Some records

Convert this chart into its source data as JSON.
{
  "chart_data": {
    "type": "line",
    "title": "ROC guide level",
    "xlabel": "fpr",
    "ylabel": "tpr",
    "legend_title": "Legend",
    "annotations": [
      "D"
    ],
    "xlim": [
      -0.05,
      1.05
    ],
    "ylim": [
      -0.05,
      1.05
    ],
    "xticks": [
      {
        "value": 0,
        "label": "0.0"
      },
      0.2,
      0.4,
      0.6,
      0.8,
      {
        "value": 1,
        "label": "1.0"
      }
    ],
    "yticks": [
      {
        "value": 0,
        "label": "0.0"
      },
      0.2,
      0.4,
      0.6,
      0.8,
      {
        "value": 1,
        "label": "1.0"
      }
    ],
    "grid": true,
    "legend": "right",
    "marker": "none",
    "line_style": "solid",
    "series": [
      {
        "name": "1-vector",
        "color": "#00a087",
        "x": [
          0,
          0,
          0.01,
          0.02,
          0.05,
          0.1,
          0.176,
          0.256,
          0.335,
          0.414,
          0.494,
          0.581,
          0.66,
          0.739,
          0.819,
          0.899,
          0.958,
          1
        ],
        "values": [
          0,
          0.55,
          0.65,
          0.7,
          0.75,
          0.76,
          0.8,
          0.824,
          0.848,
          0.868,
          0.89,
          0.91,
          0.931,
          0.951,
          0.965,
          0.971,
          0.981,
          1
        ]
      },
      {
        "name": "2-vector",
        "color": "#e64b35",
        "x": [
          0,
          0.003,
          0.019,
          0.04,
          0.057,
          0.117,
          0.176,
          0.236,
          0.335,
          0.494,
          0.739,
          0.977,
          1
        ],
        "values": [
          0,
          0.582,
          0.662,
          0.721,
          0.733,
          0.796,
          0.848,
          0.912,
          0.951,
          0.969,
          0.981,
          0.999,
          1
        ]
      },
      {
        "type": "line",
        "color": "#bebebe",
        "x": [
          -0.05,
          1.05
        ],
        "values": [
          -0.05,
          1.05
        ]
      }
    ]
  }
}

# TASK GOAL
Your task is to reproduce all of the records exactly.

# ANSWER FOR THIS EXERCISE
Convert this chart into its source data as JSON.
{
  "chart_data": {
    "type": "line",
    "title": "ROC guide level",
    "xlabel": "fpr",
    "ylabel": "tpr",
    "legend_title": "Legend",
    "annotations": [
      "D"
    ],
    "xlim": [
      -0.05,
      1.05
    ],
    "ylim": [
      -0.05,
      1.05
    ],
    "xticks": [
      {
        "value": 0,
        "label": "0.0"
      },
      0.2,
      0.4,
      0.6,
      0.8,
      {
        "value": 1,
        "label": "1.0"
      }
    ],
    "yticks": [
      {
        "value": 0,
        "label": "0.0"
      },
      0.2,
      0.4,
      0.6,
      0.8,
      {
        "value": 1,
        "label": "1.0"
      }
    ],
    "grid": true,
    "legend": "right",
    "marker": "none",
    "line_style": "solid",
    "series": [
      {
        "name": "1-vector",
        "color": "#00a087",
        "x": [
          0,
          0,
          0.01,
          0.02,
          0.05,
          0.1,
          0.176,
          0.256,
          0.335,
          0.414,
          0.494,
          0.581,
          0.66,
          0.739,
          0.819,
          0.899,
          0.958,
          1
        ],
        "values": [
          0,
          0.55,
          0.65,
          0.7,
          0.75,
          0.76,
          0.8,
          0.824,
          0.848,
          0.868,
          0.89,
          0.91,
          0.931,
          0.951,
          0.965,
          0.971,
          0.981,
          1
        ]
      },
      {
        "name": "2-vector",
        "color": "#e64b35",
        "x": [
          0,
          0.003,
          0.019,
          0.04,
          0.057,
          0.117,
          0.176,
          0.236,
          0.335,
          0.494,
          0.739,
          0.977,
          1
        ],
        "values": [
          0,
          0.582,
          0.662,
          0.721,
          0.733,
          0.796,
          0.848,
          0.912,
          0.951,
          0.969,
          0.981,
          0.999,
          1
        ]
      },
      {
        "type": "line",
        "color": "#bebebe",
        "x": [
          -0.05,
          1.05
        ],
        "values": [
          -0.05,
          1.05
        ]
      }
    ]
  }
}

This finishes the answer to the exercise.